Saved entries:
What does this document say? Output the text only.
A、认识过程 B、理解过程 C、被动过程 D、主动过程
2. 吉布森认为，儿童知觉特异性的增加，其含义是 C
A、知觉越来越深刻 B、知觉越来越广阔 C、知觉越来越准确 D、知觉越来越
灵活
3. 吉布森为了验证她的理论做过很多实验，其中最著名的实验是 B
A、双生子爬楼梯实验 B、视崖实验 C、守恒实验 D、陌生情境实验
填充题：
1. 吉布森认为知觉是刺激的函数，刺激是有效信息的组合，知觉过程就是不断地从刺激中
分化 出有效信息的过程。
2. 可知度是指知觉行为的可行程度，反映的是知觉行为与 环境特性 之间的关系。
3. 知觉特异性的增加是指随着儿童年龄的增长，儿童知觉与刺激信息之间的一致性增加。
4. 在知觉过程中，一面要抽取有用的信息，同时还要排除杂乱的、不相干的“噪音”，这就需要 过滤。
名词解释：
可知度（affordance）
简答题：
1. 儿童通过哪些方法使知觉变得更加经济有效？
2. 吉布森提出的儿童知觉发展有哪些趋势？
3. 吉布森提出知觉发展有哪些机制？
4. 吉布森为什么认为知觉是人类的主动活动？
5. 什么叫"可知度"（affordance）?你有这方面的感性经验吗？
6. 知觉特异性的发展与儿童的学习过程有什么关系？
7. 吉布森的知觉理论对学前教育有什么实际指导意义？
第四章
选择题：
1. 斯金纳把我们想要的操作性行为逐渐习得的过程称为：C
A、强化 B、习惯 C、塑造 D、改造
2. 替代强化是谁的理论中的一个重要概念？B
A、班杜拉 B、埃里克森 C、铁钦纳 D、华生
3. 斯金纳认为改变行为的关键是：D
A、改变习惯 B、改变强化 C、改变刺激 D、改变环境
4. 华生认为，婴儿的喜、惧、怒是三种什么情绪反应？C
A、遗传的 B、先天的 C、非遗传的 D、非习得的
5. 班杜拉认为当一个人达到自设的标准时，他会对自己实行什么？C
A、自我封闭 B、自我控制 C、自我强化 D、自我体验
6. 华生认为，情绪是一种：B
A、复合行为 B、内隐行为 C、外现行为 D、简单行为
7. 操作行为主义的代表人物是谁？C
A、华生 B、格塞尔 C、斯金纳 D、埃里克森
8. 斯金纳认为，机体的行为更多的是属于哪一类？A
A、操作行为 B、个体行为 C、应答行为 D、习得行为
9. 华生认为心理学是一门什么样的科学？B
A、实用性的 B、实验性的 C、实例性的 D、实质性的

EXERCISE AIM: All the entries above need to be reproduced exactly.

CORRECT RESULT:
What does this document say? Output the text only.
A、认识过程 B、理解过程 C、被动过程 D、主动过程
2. 吉布森认为，儿童知觉特异性的增加，其含义是 C
A、知觉越来越深刻 B、知觉越来越广阔 C、知觉越来越准确 D、知觉越来越
灵活
3. 吉布森为了验证她的理论做过很多实验，其中最著名的实验是 B
A、双生子爬楼梯实验 B、视崖实验 C、守恒实验 D、陌生情境实验
填充题：
1. 吉布森认为知觉是刺激的函数，刺激是有效信息的组合，知觉过程就是不断地从刺激中
分化 出有效信息的过程。
2. 可知度是指知觉行为的可行程度，反映的是知觉行为与 环境特性 之间的关系。
3. 知觉特异性的增加是指随着儿童年龄的增长，儿童知觉与刺激信息之间的一致性增加。
4. 在知觉过程中，一面要抽取有用的信息，同时还要排除杂乱的、不相干的“噪音”，这就需要 过滤。
名词解释：
可知度（affordance）
简答题：
1. 儿童通过哪些方法使知觉变得更加经济有效？
2. 吉布森提出的儿童知觉发展有哪些趋势？
3. 吉布森提出知觉发展有哪些机制？
4. 吉布森为什么认为知觉是人类的主动活动？
5. 什么叫"可知度"（affordance）?你有这方面的感性经验吗？
6. 知觉特异性的发展与儿童的学习过程有什么关系？
7. 吉布森的知觉理论对学前教育有什么实际指导意义？
第四章
选择题：
1. 斯金纳把我们想要的操作性行为逐渐习得的过程称为：C
A、强化 B、习惯 C、塑造 D、改造
2. 替代强化是谁的理论中的一个重要概念？B
A、班杜拉 B、埃里克森 C、铁钦纳 D、华生
3. 斯金纳认为改变行为的关键是：D
A、改变习惯 B、改变强化 C、改变刺激 D、改变环境
4. 华生认为，婴儿的喜、惧、怒是三种什么情绪反应？C
A、遗传的 B、先天的 C、非遗传的 D、非习得的
5. 班杜拉认为当一个人达到自设的标准时，他会对自己实行什么？C
A、自我封闭 B、自我控制 C、自我强化 D、自我体验
6. 华生认为，情绪是一种：B
A、复合行为 B、内隐行为 C、外现行为 D、简单行为
7. 操作行为主义的代表人物是谁？C
A、华生 B、格塞尔 C、斯金纳 D、埃里克森
8. 斯金纳认为，机体的行为更多的是属于哪一类？A
A、操作行为 B、个体行为 C、应答行为 D、习得行为
9. 华生认为心理学是一门什么样的科学？B
A、实用性的 B、实验性的 C、实例性的 D、实质性的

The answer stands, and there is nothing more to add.